==== DATA FOR THIS EXERCISE ====

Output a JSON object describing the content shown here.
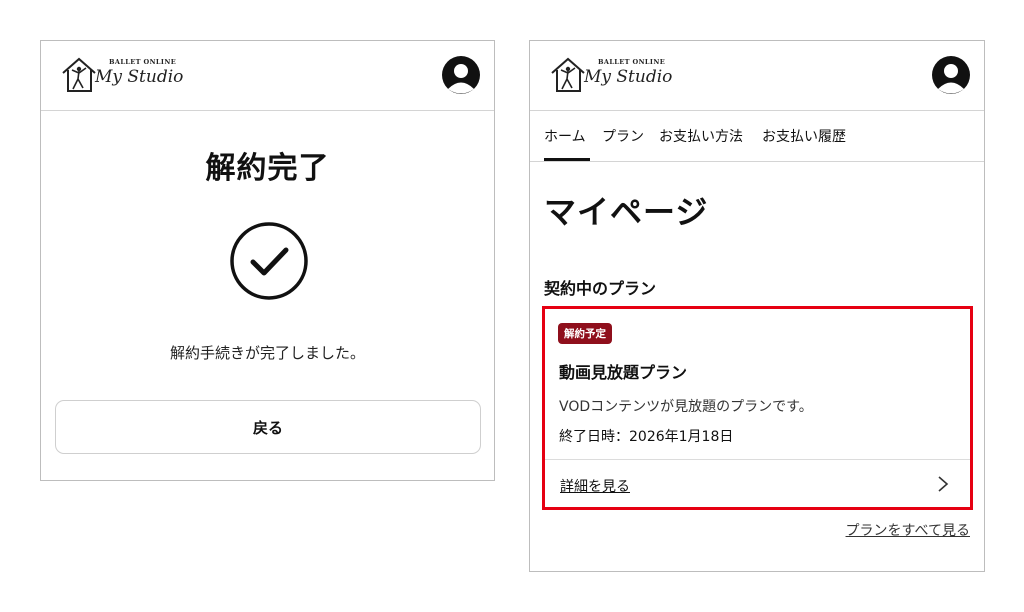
{
  "brand": {
    "logo_top_text": "BALLET ONLINE",
    "logo_name": "My Studio"
  },
  "cancel_complete_screen": {
    "title": "解約完了",
    "icon": "check-circle-icon",
    "message": "解約手続きが完了しました。",
    "back_button_label": "戻る"
  },
  "mypage_screen": {
    "tabs": [
      {
        "label": "ホーム",
        "active": true
      },
      {
        "label": "プラン",
        "active": false
      },
      {
        "label": "お支払い方法",
        "active": false
      },
      {
        "label": "お支払い履歴",
        "active": false
      }
    ],
    "page_title": "マイページ",
    "section_heading": "契約中のプラン",
    "plan_card": {
      "badge": "解約予定",
      "name": "動画見放題プラン",
      "description": "VODコンテンツが見放題のプランです。",
      "end_date": "終了日時：2026年1月18日",
      "details_link": "詳細を見る",
      "highlight_color": "#e60012",
      "badge_color": "#8f0f1c"
    },
    "all_plans_link": "プランをすべて見る"
  }
}
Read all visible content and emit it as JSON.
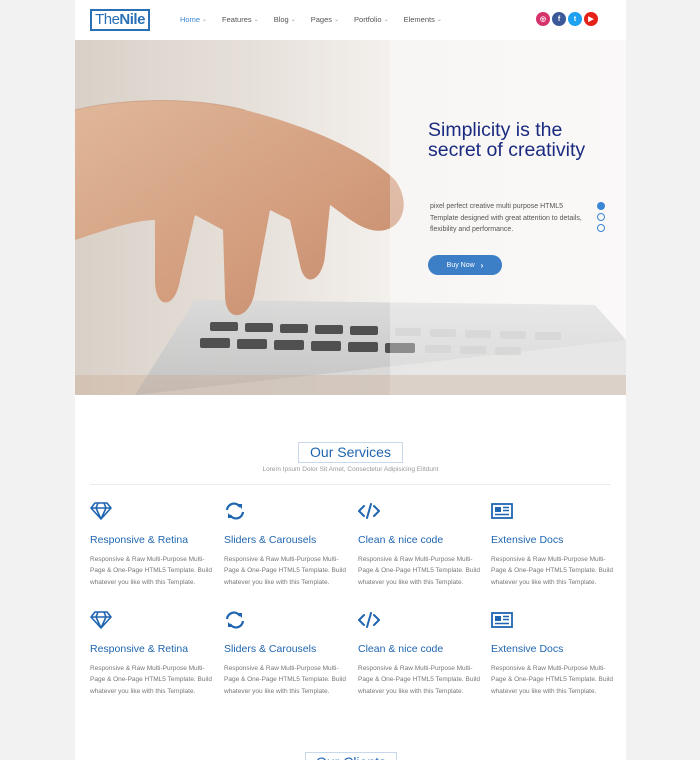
{
  "header": {
    "logo_part1": "The",
    "logo_part2": "Nile",
    "nav": [
      "Home",
      "Features",
      "Blog",
      "Pages",
      "Portfolio",
      "Elements"
    ],
    "social": [
      {
        "name": "instagram-icon",
        "glyph": "◎",
        "color": "#d6336c"
      },
      {
        "name": "facebook-icon",
        "glyph": "f",
        "color": "#3b5998"
      },
      {
        "name": "twitter-icon",
        "glyph": "t",
        "color": "#1da1f2"
      },
      {
        "name": "youtube-icon",
        "glyph": "▶",
        "color": "#e62117"
      }
    ]
  },
  "hero": {
    "title": "Simplicity is the secret of creativity",
    "description": "pixel perfect creative multi purpose HTML5 Template designed with great attention to details, flexibility and performance.",
    "button_label": "Buy Now",
    "slides": 3,
    "active_slide": 1
  },
  "services": {
    "title": "Our Services",
    "subtitle": "Lorem Ipsum Dolor Sit Amet, Consectetur Adipisicing Elitdunt",
    "items": [
      {
        "icon": "diamond-icon",
        "name": "Responsive & Retina",
        "desc": "Responsive & Raw Multi-Purpose Multi-Page & One-Page HTML5 Template. Build whatever you like with this Template."
      },
      {
        "icon": "refresh-icon",
        "name": "Sliders & Carousels",
        "desc": "Responsive & Raw Multi-Purpose Multi-Page & One-Page HTML5 Template. Build whatever you like with this Template."
      },
      {
        "icon": "code-icon",
        "name": "Clean & nice code",
        "desc": "Responsive & Raw Multi-Purpose Multi-Page & One-Page HTML5 Template. Build whatever you like with this Template."
      },
      {
        "icon": "newspaper-icon",
        "name": "Extensive Docs",
        "desc": "Responsive & Raw Multi-Purpose Multi-Page & One-Page HTML5 Template. Build whatever you like with this Template."
      },
      {
        "icon": "diamond-icon",
        "name": "Responsive & Retina",
        "desc": "Responsive & Raw Multi-Purpose Multi-Page & One-Page HTML5 Template. Build whatever you like with this Template."
      },
      {
        "icon": "refresh-icon",
        "name": "Sliders & Carousels",
        "desc": "Responsive & Raw Multi-Purpose Multi-Page & One-Page HTML5 Template. Build whatever you like with this Template."
      },
      {
        "icon": "code-icon",
        "name": "Clean & nice code",
        "desc": "Responsive & Raw Multi-Purpose Multi-Page & One-Page HTML5 Template. Build whatever you like with this Template."
      },
      {
        "icon": "newspaper-icon",
        "name": "Extensive Docs",
        "desc": "Responsive & Raw Multi-Purpose Multi-Page & One-Page HTML5 Template. Build whatever you like with this Template."
      }
    ]
  },
  "clients": {
    "title": "Our Clients"
  },
  "colors": {
    "accent": "#1f65b0",
    "button": "#3d7fc6",
    "hero_title": "#1a2a80"
  }
}
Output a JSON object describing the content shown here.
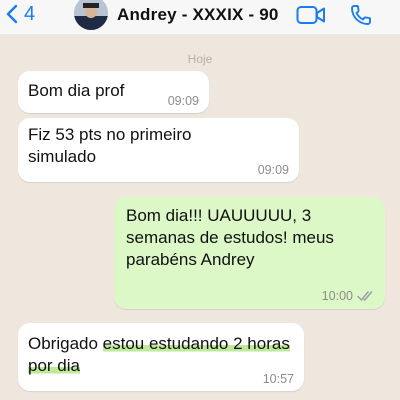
{
  "header": {
    "back_count": "4",
    "contact_name": "Andrey - XXXIX - 90",
    "icons": {
      "back": "chevron-left-icon",
      "video": "video-call-icon",
      "phone": "phone-call-icon"
    },
    "accent_color": "#1a7bf2"
  },
  "chat": {
    "day_label": "Hoje",
    "messages": [
      {
        "direction": "incoming",
        "text": "Bom dia prof",
        "time": "09:09"
      },
      {
        "direction": "incoming",
        "text": "Fiz 53 pts no primeiro simulado",
        "time": "09:09"
      },
      {
        "direction": "outgoing",
        "text": "Bom dia!!! UAUUUUU, 3 semanas de estudos! meus parabéns Andrey",
        "time": "10:00",
        "status": "read"
      },
      {
        "direction": "incoming",
        "text_plain": "Obrigado ",
        "text_highlighted": "estou estudando 2 horas por dia",
        "time": "10:57"
      }
    ],
    "colors": {
      "incoming_bubble": "#ffffff",
      "outgoing_bubble": "#dcf8c6",
      "highlight": "#aae178"
    }
  }
}
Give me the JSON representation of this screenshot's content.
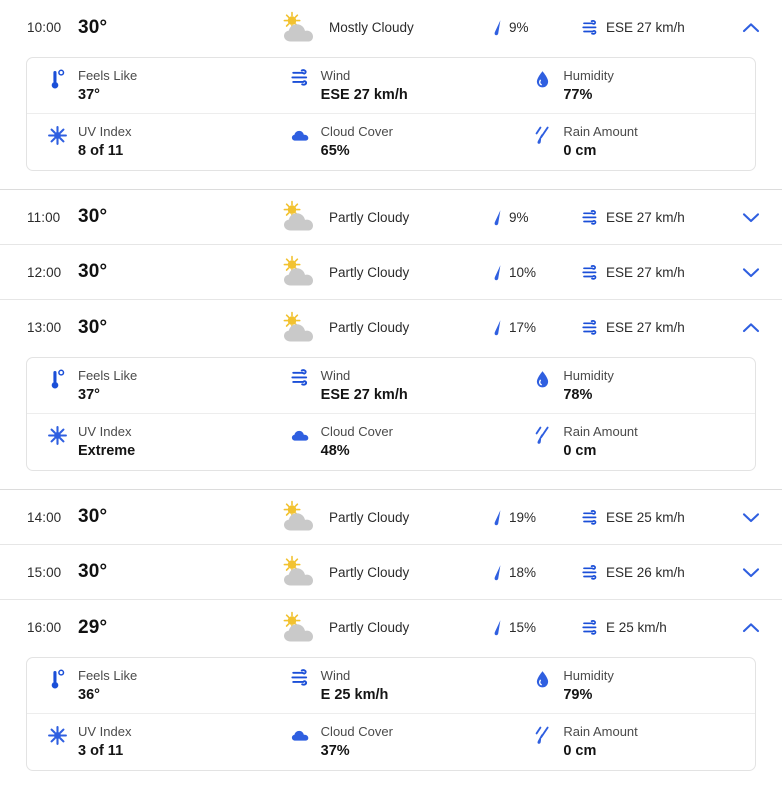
{
  "colors": {
    "accent_blue": "#2f5fe0",
    "icon_blue": "#1b4fd8",
    "sun_yellow": "#f2c230",
    "cloud_gray": "#c9c9c9",
    "text_primary": "#1a1a1a",
    "text_secondary": "#4a4a4a",
    "divider": "#e6e6e6",
    "card_border": "#e3e3e3"
  },
  "detail_labels": {
    "feels_like": "Feels Like",
    "wind": "Wind",
    "humidity": "Humidity",
    "uv_index": "UV Index",
    "cloud_cover": "Cloud Cover",
    "rain_amount": "Rain Amount"
  },
  "icon_names": {
    "condition_mostly_cloudy": "sun-behind-cloud-icon",
    "condition_partly_cloudy": "sun-behind-cloud-icon",
    "precip": "raindrop-streak-icon",
    "wind": "wind-lines-icon",
    "chevron_up": "chevron-up-icon",
    "chevron_down": "chevron-down-icon",
    "feels_like": "thermometer-degree-icon",
    "wind_detail": "wind-lines-icon",
    "humidity": "water-droplet-icon",
    "uv_index": "sun-burst-icon",
    "cloud_cover": "cloud-filled-icon",
    "rain_amount": "rain-streaks-icon"
  },
  "hours": [
    {
      "time": "10:00",
      "temp": "30°",
      "condition": "Mostly Cloudy",
      "precip": "9%",
      "wind": "ESE 27 km/h",
      "expanded": true,
      "chevron": "up",
      "details": {
        "feels_like": "37°",
        "wind": "ESE 27 km/h",
        "humidity": "77%",
        "uv_index": "8 of 11",
        "cloud_cover": "65%",
        "rain_amount": "0 cm"
      }
    },
    {
      "time": "11:00",
      "temp": "30°",
      "condition": "Partly Cloudy",
      "precip": "9%",
      "wind": "ESE 27 km/h",
      "expanded": false,
      "chevron": "down",
      "details": null
    },
    {
      "time": "12:00",
      "temp": "30°",
      "condition": "Partly Cloudy",
      "precip": "10%",
      "wind": "ESE 27 km/h",
      "expanded": false,
      "chevron": "down",
      "details": null
    },
    {
      "time": "13:00",
      "temp": "30°",
      "condition": "Partly Cloudy",
      "precip": "17%",
      "wind": "ESE 27 km/h",
      "expanded": true,
      "chevron": "up",
      "details": {
        "feels_like": "37°",
        "wind": "ESE 27 km/h",
        "humidity": "78%",
        "uv_index": "Extreme",
        "cloud_cover": "48%",
        "rain_amount": "0 cm"
      }
    },
    {
      "time": "14:00",
      "temp": "30°",
      "condition": "Partly Cloudy",
      "precip": "19%",
      "wind": "ESE 25 km/h",
      "expanded": false,
      "chevron": "down",
      "details": null
    },
    {
      "time": "15:00",
      "temp": "30°",
      "condition": "Partly Cloudy",
      "precip": "18%",
      "wind": "ESE 26 km/h",
      "expanded": false,
      "chevron": "down",
      "details": null
    },
    {
      "time": "16:00",
      "temp": "29°",
      "condition": "Partly Cloudy",
      "precip": "15%",
      "wind": "E 25 km/h",
      "expanded": true,
      "chevron": "up",
      "details": {
        "feels_like": "36°",
        "wind": "E 25 km/h",
        "humidity": "79%",
        "uv_index": "3 of 11",
        "cloud_cover": "37%",
        "rain_amount": "0 cm"
      }
    }
  ]
}
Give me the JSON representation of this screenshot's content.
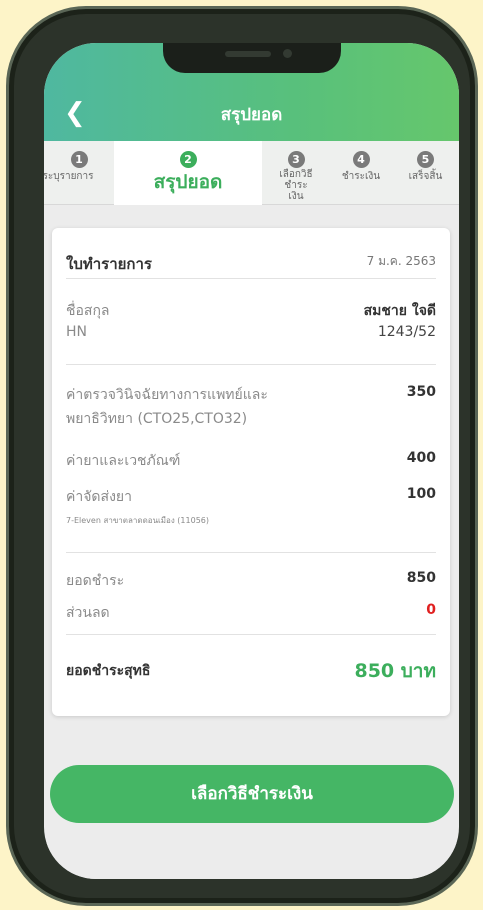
{
  "header": {
    "title": "สรุปยอด",
    "back_icon": "chevron-left-icon"
  },
  "steps": [
    {
      "num": "1",
      "label": "ระบุรายการ"
    },
    {
      "num": "2",
      "label": "สรุปยอด"
    },
    {
      "num": "3",
      "label": "เลือกวิธีชำระเงิน"
    },
    {
      "num": "4",
      "label": "ชำระเงิน"
    },
    {
      "num": "5",
      "label": "เสร็จสิ้น"
    }
  ],
  "document": {
    "title": "ใบทำรายการ",
    "date": "7 ม.ค. 2563"
  },
  "patient": {
    "name_label": "ชื่อสกุล",
    "name_value": "สมชาย ใจดี",
    "hn_label": "HN",
    "hn_value": "1243/52"
  },
  "items": [
    {
      "label_line1": "ค่าตรวจวินิจฉัยทางการแพทย์และ",
      "label_line2": "พยาธิวิทยา (CTO25,CTO32)",
      "value": "350"
    },
    {
      "label": "ค่ายาและเวชภัณฑ์",
      "value": "400"
    },
    {
      "label": "ค่าจัดส่งยา",
      "value": "100",
      "note": "7-Eleven สาขาตลาดดอนเมือง (11056)"
    }
  ],
  "summary": {
    "subtotal_label": "ยอดชำระ",
    "subtotal_value": "850",
    "discount_label": "ส่วนลด",
    "discount_value": "0",
    "net_label": "ยอดชำระสุทธิ",
    "net_value": "850 บาท"
  },
  "button": {
    "label": "เลือกวิธีชำระเงิน"
  },
  "colors": {
    "accent": "#3cae5c",
    "header_start": "#4fb8a0",
    "header_end": "#66c76c",
    "discount": "#e02020"
  }
}
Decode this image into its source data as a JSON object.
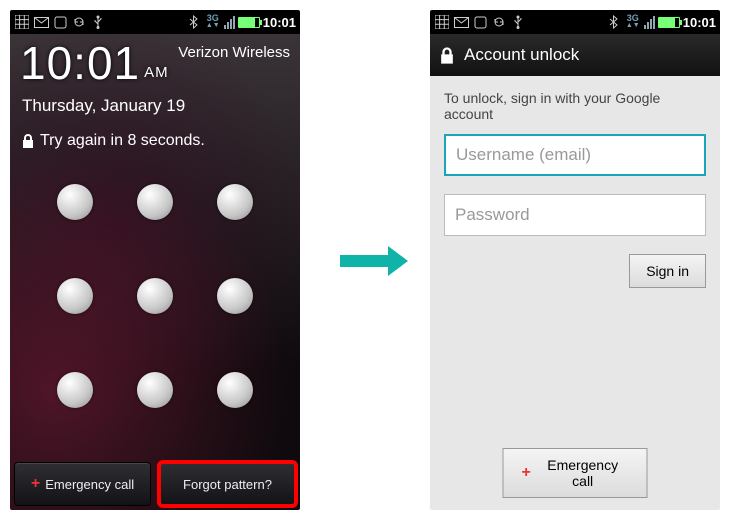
{
  "status": {
    "time": "10:01",
    "network_label": "3G"
  },
  "lock": {
    "time": "10:01",
    "ampm": "AM",
    "carrier": "Verizon Wireless",
    "date": "Thursday, January 19",
    "retry": "Try again in 8 seconds.",
    "emergency": "Emergency call",
    "forgot": "Forgot pattern?"
  },
  "unlock": {
    "title": "Account unlock",
    "prompt": "To unlock, sign in with your Google account",
    "username_placeholder": "Username (email)",
    "password_placeholder": "Password",
    "signin": "Sign in",
    "emergency": "Emergency call"
  }
}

====

How many lines in the records above contain the word "Andrey"? Reply with the number and nothing more.

2